• THE DATA:

** BEGIN **

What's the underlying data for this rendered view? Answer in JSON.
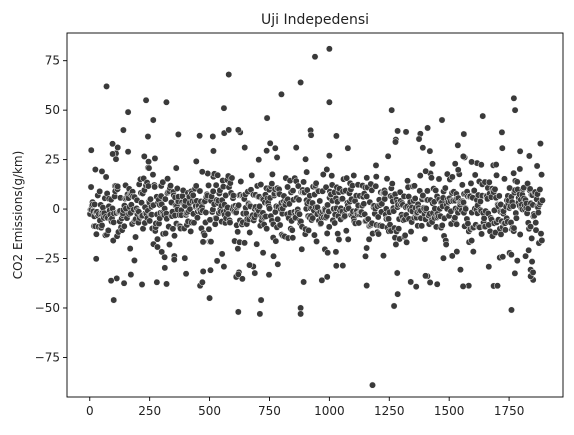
{
  "chart_data": {
    "type": "scatter",
    "title": "Uji Indepedensi",
    "xlabel": "",
    "ylabel": "CO2 Emissions(g/km)",
    "xlim": [
      -95,
      1975
    ],
    "ylim": [
      -95,
      89
    ],
    "x_ticks": [
      0,
      250,
      500,
      750,
      1000,
      1250,
      1500,
      1750
    ],
    "y_ticks": [
      -75,
      -50,
      -25,
      0,
      25,
      50,
      75
    ],
    "marker_color": "#3a3a3a",
    "marker_edge_color": "#ffffff",
    "grid": false,
    "legend": "none",
    "n_points": 1890,
    "bulk_range": [
      -18,
      18
    ],
    "outliers": [
      [
        70,
        62
      ],
      [
        95,
        33
      ],
      [
        100,
        -46
      ],
      [
        160,
        49
      ],
      [
        160,
        29
      ],
      [
        235,
        55
      ],
      [
        265,
        45
      ],
      [
        280,
        -37
      ],
      [
        320,
        54
      ],
      [
        470,
        -37
      ],
      [
        500,
        -45
      ],
      [
        560,
        51
      ],
      [
        580,
        68
      ],
      [
        580,
        40
      ],
      [
        620,
        40
      ],
      [
        620,
        -52
      ],
      [
        620,
        -33
      ],
      [
        710,
        -53
      ],
      [
        715,
        -46
      ],
      [
        740,
        46
      ],
      [
        800,
        58
      ],
      [
        880,
        64
      ],
      [
        880,
        -50
      ],
      [
        880,
        -53
      ],
      [
        940,
        77
      ],
      [
        1000,
        81
      ],
      [
        1000,
        54
      ],
      [
        1000,
        27
      ],
      [
        1180,
        -89
      ],
      [
        1260,
        50
      ],
      [
        1270,
        -49
      ],
      [
        1285,
        -43
      ],
      [
        1320,
        39
      ],
      [
        1390,
        31
      ],
      [
        1410,
        41
      ],
      [
        1450,
        -38
      ],
      [
        1470,
        45
      ],
      [
        1640,
        47
      ],
      [
        1760,
        -51
      ],
      [
        1770,
        56
      ],
      [
        1775,
        50
      ],
      [
        1840,
        -34
      ],
      [
        1850,
        -32
      ]
    ]
  }
}
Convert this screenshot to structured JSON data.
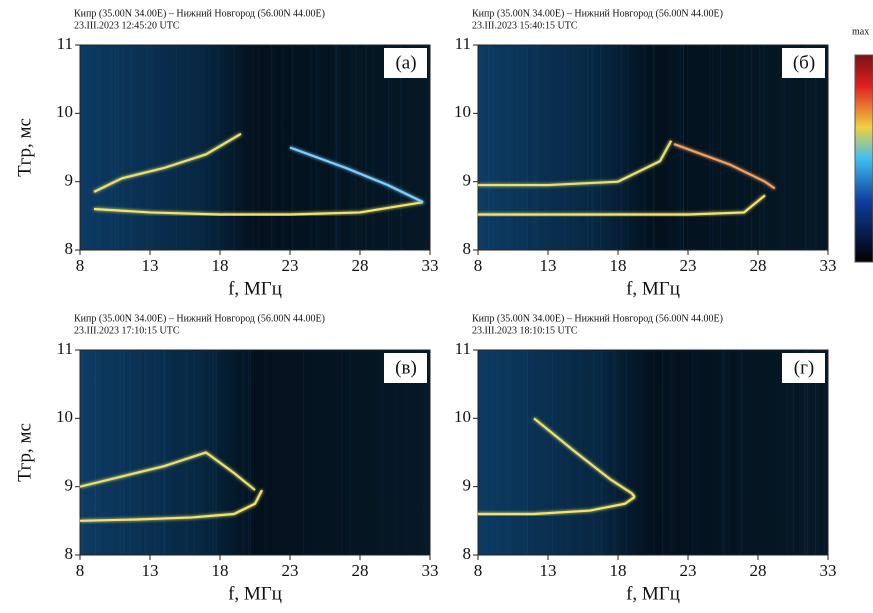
{
  "chart_data": [
    {
      "type": "ionogram",
      "title": "Кипр (35.00N 34.00E) – Нижний Новгород (56.00N 44.00E)",
      "subtitle": "23.III.2023 12:45:20 UTC",
      "panel_label": "(а)",
      "xlabel": "f, МГц",
      "ylabel": "Tгр, мс",
      "xlim": [
        8,
        33
      ],
      "ylim": [
        8,
        11
      ],
      "xticks": [
        8,
        13,
        18,
        23,
        28,
        33
      ],
      "yticks": [
        8,
        9,
        10,
        11
      ],
      "series": [
        {
          "color": "#f2e36a",
          "x": [
            9,
            13,
            18,
            23,
            28,
            32.5
          ],
          "values": [
            8.6,
            8.55,
            8.52,
            8.52,
            8.55,
            8.7
          ]
        },
        {
          "color": "#e8e070",
          "x": [
            9,
            11,
            14,
            17,
            19.5
          ],
          "values": [
            8.85,
            9.05,
            9.2,
            9.4,
            9.7
          ]
        },
        {
          "color": "#7fd0ff",
          "x": [
            23,
            27,
            30,
            32.5
          ],
          "values": [
            9.5,
            9.2,
            8.95,
            8.7
          ]
        }
      ]
    },
    {
      "type": "ionogram",
      "title": "Кипр (35.00N 34.00E) – Нижний Новгород (56.00N 44.00E)",
      "subtitle": "23.III.2023 15:40:15 UTC",
      "panel_label": "(б)",
      "xlabel": "f, МГц",
      "xlim": [
        8,
        33
      ],
      "ylim": [
        8,
        11
      ],
      "xticks": [
        8,
        13,
        18,
        23,
        28,
        33
      ],
      "yticks": [
        8,
        9,
        10,
        11
      ],
      "colorbar_label": "max",
      "series": [
        {
          "color": "#f2e36a",
          "x": [
            8,
            13,
            18,
            23,
            27,
            28.5
          ],
          "values": [
            8.52,
            8.52,
            8.52,
            8.52,
            8.55,
            8.8
          ]
        },
        {
          "color": "#e8e070",
          "x": [
            8,
            13,
            18,
            21,
            21.8
          ],
          "values": [
            8.95,
            8.95,
            9.0,
            9.3,
            9.6
          ]
        },
        {
          "color": "#f0a060",
          "x": [
            22,
            26,
            28.5,
            29.2
          ],
          "values": [
            9.55,
            9.25,
            9.0,
            8.9
          ]
        }
      ]
    },
    {
      "type": "ionogram",
      "title": "Кипр (35.00N 34.00E) – Нижний Новгород (56.00N 44.00E)",
      "subtitle": "23.III.2023 17:10:15 UTC",
      "panel_label": "(в)",
      "xlabel": "f, МГц",
      "ylabel": "Tгр, мс",
      "xlim": [
        8,
        33
      ],
      "ylim": [
        8,
        11
      ],
      "xticks": [
        8,
        13,
        18,
        23,
        28,
        33
      ],
      "yticks": [
        8,
        9,
        10,
        11
      ],
      "series": [
        {
          "color": "#f2e36a",
          "x": [
            8,
            12,
            16,
            19,
            20.5,
            21
          ],
          "values": [
            8.5,
            8.52,
            8.55,
            8.6,
            8.75,
            8.95
          ]
        },
        {
          "color": "#e8e070",
          "x": [
            8,
            11,
            14,
            17,
            19,
            20.5
          ],
          "values": [
            9.0,
            9.15,
            9.3,
            9.5,
            9.2,
            8.95
          ]
        }
      ]
    },
    {
      "type": "ionogram",
      "title": "Кипр (35.00N 34.00E) – Нижний Новгород (56.00N 44.00E)",
      "subtitle": "23.III.2023 18:10:15 UTC",
      "panel_label": "(г)",
      "xlabel": "f, МГц",
      "xlim": [
        8,
        33
      ],
      "ylim": [
        8,
        11
      ],
      "xticks": [
        8,
        13,
        18,
        23,
        28,
        33
      ],
      "yticks": [
        8,
        9,
        10,
        11
      ],
      "series": [
        {
          "color": "#f2e36a",
          "x": [
            8,
            12,
            16,
            18.5,
            19.2
          ],
          "values": [
            8.6,
            8.6,
            8.65,
            8.75,
            8.85
          ]
        },
        {
          "color": "#e8e070",
          "x": [
            12,
            15,
            17.5,
            19,
            19.2
          ],
          "values": [
            10.0,
            9.5,
            9.1,
            8.9,
            8.85
          ]
        }
      ]
    }
  ]
}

** END **

• WHAT TO WORK ON:
Leave out every picture and copy the rest of the records exactly.

• ANSWER TO THE TASK:
What's the underlying data for this rendered view? Answer in JSON.
{
  "chart_data": {
    "type": "scatter",
    "title": "Uji Indepedensi",
    "xlabel": "",
    "ylabel": "CO2 Emissions(g/km)",
    "xlim": [
      -95,
      1975
    ],
    "ylim": [
      -95,
      89
    ],
    "x_ticks": [
      0,
      250,
      500,
      750,
      1000,
      1250,
      1500,
      1750
    ],
    "y_ticks": [
      -75,
      -50,
      -25,
      0,
      25,
      50,
      75
    ],
    "marker_color": "#3a3a3a",
    "marker_edge_color": "#ffffff",
    "grid": false,
    "legend": "none",
    "n_points": 1890,
    "bulk_range": [
      -18,
      18
    ],
    "outliers": [
      [
        70,
        62
      ],
      [
        95,
        33
      ],
      [
        100,
        -46
      ],
      [
        160,
        49
      ],
      [
        160,
        29
      ],
      [
        235,
        55
      ],
      [
        265,
        45
      ],
      [
        280,
        -37
      ],
      [
        320,
        54
      ],
      [
        470,
        -37
      ],
      [
        500,
        -45
      ],
      [
        560,
        51
      ],
      [
        580,
        68
      ],
      [
        580,
        40
      ],
      [
        620,
        40
      ],
      [
        620,
        -52
      ],
      [
        620,
        -33
      ],
      [
        710,
        -53
      ],
      [
        715,
        -46
      ],
      [
        740,
        46
      ],
      [
        800,
        58
      ],
      [
        880,
        64
      ],
      [
        880,
        -50
      ],
      [
        880,
        -53
      ],
      [
        940,
        77
      ],
      [
        1000,
        81
      ],
      [
        1000,
        54
      ],
      [
        1000,
        27
      ],
      [
        1180,
        -89
      ],
      [
        1260,
        50
      ],
      [
        1270,
        -49
      ],
      [
        1285,
        -43
      ],
      [
        1320,
        39
      ],
      [
        1390,
        31
      ],
      [
        1410,
        41
      ],
      [
        1450,
        -38
      ],
      [
        1470,
        45
      ],
      [
        1640,
        47
      ],
      [
        1760,
        -51
      ],
      [
        1770,
        56
      ],
      [
        1775,
        50
      ],
      [
        1840,
        -34
      ],
      [
        1850,
        -32
      ]
    ]
  }
}
Convert this screenshot to structured JSON data.
{
  "chart_data": [
    {
      "type": "ionogram",
      "title": "Кипр (35.00N 34.00E) – Нижний Новгород (56.00N 44.00E)",
      "subtitle": "23.III.2023 12:45:20 UTC",
      "panel_label": "(а)",
      "xlabel": "f, МГц",
      "ylabel": "Tгр, мс",
      "xlim": [
        8,
        33
      ],
      "ylim": [
        8,
        11
      ],
      "xticks": [
        8,
        13,
        18,
        23,
        28,
        33
      ],
      "yticks": [
        8,
        9,
        10,
        11
      ],
      "series": [
        {
          "color": "#f2e36a",
          "x": [
            9,
            13,
            18,
            23,
            28,
            32.5
          ],
          "values": [
            8.6,
            8.55,
            8.52,
            8.52,
            8.55,
            8.7
          ]
        },
        {
          "color": "#e8e070",
          "x": [
            9,
            11,
            14,
            17,
            19.5
          ],
          "values": [
            8.85,
            9.05,
            9.2,
            9.4,
            9.7
          ]
        },
        {
          "color": "#7fd0ff",
          "x": [
            23,
            27,
            30,
            32.5
          ],
          "values": [
            9.5,
            9.2,
            8.95,
            8.7
          ]
        }
      ]
    },
    {
      "type": "ionogram",
      "title": "Кипр (35.00N 34.00E) – Нижний Новгород (56.00N 44.00E)",
      "subtitle": "23.III.2023 15:40:15 UTC",
      "panel_label": "(б)",
      "xlabel": "f, МГц",
      "xlim": [
        8,
        33
      ],
      "ylim": [
        8,
        11
      ],
      "xticks": [
        8,
        13,
        18,
        23,
        28,
        33
      ],
      "yticks": [
        8,
        9,
        10,
        11
      ],
      "colorbar_label": "max",
      "series": [
        {
          "color": "#f2e36a",
          "x": [
            8,
            13,
            18,
            23,
            27,
            28.5
          ],
          "values": [
            8.52,
            8.52,
            8.52,
            8.52,
            8.55,
            8.8
          ]
        },
        {
          "color": "#e8e070",
          "x": [
            8,
            13,
            18,
            21,
            21.8
          ],
          "values": [
            8.95,
            8.95,
            9.0,
            9.3,
            9.6
          ]
        },
        {
          "color": "#f0a060",
          "x": [
            22,
            26,
            28.5,
            29.2
          ],
          "values": [
            9.55,
            9.25,
            9.0,
            8.9
          ]
        }
      ]
    },
    {
      "type": "ionogram",
      "title": "Кипр (35.00N 34.00E) – Нижний Новгород (56.00N 44.00E)",
      "subtitle": "23.III.2023 17:10:15 UTC",
      "panel_label": "(в)",
      "xlabel": "f, МГц",
      "ylabel": "Tгр, мс",
      "xlim": [
        8,
        33
      ],
      "ylim": [
        8,
        11
      ],
      "xticks": [
        8,
        13,
        18,
        23,
        28,
        33
      ],
      "yticks": [
        8,
        9,
        10,
        11
      ],
      "series": [
        {
          "color": "#f2e36a",
          "x": [
            8,
            12,
            16,
            19,
            20.5,
            21
          ],
          "values": [
            8.5,
            8.52,
            8.55,
            8.6,
            8.75,
            8.95
          ]
        },
        {
          "color": "#e8e070",
          "x": [
            8,
            11,
            14,
            17,
            19,
            20.5
          ],
          "values": [
            9.0,
            9.15,
            9.3,
            9.5,
            9.2,
            8.95
          ]
        }
      ]
    },
    {
      "type": "ionogram",
      "title": "Кипр (35.00N 34.00E) – Нижний Новгород (56.00N 44.00E)",
      "subtitle": "23.III.2023 18:10:15 UTC",
      "panel_label": "(г)",
      "xlabel": "f, МГц",
      "xlim": [
        8,
        33
      ],
      "ylim": [
        8,
        11
      ],
      "xticks": [
        8,
        13,
        18,
        23,
        28,
        33
      ],
      "yticks": [
        8,
        9,
        10,
        11
      ],
      "series": [
        {
          "color": "#f2e36a",
          "x": [
            8,
            12,
            16,
            18.5,
            19.2
          ],
          "values": [
            8.6,
            8.6,
            8.65,
            8.75,
            8.85
          ]
        },
        {
          "color": "#e8e070",
          "x": [
            12,
            15,
            17.5,
            19,
            19.2
          ],
          "values": [
            10.0,
            9.5,
            9.1,
            8.9,
            8.85
          ]
        }
      ]
    }
  ]
}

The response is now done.